### Requirement:
Select lines where the word "ProRealTime" appears.

### Data excerpts:

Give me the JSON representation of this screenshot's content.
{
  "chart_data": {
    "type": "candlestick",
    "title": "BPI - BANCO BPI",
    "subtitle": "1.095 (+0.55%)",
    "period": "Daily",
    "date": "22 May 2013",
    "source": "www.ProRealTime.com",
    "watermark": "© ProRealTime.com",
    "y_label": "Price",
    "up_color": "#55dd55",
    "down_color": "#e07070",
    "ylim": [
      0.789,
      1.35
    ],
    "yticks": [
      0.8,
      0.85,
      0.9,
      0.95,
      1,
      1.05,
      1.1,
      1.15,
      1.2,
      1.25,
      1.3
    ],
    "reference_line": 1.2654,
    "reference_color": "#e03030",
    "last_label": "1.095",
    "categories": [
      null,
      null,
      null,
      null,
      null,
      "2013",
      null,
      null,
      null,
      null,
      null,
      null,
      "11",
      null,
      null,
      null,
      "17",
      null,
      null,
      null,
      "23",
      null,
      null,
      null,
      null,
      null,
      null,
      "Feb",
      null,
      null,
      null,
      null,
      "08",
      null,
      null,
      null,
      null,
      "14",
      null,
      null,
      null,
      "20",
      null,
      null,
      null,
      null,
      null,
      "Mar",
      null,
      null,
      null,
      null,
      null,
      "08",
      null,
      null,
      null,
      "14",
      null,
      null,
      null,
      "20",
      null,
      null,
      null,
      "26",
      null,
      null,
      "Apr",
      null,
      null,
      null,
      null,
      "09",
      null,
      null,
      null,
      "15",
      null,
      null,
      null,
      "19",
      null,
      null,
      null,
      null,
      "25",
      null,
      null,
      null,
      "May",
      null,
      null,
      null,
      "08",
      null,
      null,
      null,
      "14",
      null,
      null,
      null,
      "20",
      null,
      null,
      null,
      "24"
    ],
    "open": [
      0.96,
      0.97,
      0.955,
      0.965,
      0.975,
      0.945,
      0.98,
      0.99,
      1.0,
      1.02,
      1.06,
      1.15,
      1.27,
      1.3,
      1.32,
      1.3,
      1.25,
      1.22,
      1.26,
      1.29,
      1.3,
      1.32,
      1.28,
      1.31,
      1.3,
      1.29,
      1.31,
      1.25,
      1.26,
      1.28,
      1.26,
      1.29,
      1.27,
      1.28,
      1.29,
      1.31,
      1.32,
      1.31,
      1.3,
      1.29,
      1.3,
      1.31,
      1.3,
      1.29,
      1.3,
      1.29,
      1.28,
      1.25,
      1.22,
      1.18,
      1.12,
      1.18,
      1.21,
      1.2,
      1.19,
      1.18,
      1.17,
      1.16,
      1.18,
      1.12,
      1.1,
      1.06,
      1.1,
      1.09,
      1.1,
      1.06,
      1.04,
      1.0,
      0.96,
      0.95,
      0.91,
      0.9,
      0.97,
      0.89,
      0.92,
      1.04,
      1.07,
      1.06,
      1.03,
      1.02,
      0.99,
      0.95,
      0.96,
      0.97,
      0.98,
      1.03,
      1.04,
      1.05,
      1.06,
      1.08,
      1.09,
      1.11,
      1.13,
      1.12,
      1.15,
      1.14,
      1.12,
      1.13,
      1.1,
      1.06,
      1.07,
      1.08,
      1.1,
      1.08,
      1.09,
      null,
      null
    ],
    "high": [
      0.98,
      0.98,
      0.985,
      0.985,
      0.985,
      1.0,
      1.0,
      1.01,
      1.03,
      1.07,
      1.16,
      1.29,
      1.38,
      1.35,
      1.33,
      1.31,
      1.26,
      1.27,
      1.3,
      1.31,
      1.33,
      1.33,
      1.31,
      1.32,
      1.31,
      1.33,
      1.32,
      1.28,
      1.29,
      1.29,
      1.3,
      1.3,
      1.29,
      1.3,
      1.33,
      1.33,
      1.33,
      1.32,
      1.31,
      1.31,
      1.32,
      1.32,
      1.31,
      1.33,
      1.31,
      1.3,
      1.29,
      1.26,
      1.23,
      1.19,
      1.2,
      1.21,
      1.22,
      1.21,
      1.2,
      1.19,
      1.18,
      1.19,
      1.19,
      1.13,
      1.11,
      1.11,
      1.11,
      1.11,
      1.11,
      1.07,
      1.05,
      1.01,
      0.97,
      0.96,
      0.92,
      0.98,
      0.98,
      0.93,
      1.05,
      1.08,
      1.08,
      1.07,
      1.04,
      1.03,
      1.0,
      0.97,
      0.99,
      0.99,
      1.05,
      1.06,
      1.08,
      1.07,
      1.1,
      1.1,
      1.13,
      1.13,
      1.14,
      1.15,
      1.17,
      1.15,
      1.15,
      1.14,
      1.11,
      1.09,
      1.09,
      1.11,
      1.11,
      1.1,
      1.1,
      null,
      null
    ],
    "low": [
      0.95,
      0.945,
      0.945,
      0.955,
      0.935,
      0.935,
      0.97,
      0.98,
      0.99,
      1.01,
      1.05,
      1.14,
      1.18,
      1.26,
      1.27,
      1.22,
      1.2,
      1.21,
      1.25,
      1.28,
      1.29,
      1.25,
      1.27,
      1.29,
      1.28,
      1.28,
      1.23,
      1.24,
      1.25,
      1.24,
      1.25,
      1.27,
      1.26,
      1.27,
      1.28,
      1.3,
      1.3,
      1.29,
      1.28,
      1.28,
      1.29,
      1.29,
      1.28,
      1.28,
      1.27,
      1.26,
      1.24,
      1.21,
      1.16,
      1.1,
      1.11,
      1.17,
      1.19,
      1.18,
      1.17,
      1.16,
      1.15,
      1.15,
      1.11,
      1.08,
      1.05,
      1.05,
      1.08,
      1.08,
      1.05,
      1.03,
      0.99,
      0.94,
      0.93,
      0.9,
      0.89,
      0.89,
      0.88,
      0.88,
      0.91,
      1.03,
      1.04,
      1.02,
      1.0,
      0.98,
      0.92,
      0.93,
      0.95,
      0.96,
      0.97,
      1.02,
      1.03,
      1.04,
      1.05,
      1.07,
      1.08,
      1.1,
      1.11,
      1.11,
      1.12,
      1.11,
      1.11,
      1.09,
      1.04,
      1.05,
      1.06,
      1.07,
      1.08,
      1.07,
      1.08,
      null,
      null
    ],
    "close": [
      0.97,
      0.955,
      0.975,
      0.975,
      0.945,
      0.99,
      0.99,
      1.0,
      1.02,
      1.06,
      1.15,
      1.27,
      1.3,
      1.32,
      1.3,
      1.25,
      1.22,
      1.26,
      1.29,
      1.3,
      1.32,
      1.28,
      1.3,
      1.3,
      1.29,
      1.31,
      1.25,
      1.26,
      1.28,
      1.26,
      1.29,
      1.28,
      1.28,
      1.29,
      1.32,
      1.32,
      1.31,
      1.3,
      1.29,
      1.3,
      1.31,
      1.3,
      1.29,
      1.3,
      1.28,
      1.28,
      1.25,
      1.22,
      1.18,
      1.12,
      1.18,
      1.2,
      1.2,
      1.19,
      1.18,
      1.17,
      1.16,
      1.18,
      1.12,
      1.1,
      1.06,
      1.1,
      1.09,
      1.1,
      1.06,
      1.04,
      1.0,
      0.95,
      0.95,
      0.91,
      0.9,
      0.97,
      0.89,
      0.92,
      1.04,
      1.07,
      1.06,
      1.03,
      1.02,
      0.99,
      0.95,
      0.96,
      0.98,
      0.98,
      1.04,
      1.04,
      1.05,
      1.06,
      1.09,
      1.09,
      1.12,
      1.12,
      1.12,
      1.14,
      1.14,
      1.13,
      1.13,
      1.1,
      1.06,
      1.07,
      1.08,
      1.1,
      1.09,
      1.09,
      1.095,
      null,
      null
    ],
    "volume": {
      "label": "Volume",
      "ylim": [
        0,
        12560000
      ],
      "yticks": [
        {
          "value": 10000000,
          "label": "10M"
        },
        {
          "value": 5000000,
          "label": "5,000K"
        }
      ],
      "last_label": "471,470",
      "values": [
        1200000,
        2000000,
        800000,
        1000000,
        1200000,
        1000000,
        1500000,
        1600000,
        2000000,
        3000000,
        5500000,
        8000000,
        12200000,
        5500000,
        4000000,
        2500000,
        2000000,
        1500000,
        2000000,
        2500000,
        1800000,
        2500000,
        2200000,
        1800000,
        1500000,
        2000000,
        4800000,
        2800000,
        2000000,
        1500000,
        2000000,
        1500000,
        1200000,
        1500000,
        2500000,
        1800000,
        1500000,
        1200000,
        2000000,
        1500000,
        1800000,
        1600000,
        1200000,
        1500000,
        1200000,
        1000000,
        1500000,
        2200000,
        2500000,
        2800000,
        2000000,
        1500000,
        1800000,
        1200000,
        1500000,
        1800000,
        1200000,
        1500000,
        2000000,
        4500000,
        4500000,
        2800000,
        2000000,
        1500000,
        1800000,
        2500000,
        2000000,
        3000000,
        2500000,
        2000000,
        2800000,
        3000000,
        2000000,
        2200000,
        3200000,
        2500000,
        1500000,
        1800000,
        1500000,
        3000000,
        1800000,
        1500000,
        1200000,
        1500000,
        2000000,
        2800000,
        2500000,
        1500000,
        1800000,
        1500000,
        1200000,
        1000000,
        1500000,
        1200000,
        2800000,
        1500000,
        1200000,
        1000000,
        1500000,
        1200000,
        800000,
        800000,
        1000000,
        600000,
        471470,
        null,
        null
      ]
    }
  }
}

### Solution:
    "source": "www.ProRealTime.com",
    "watermark": "© ProRealTime.com",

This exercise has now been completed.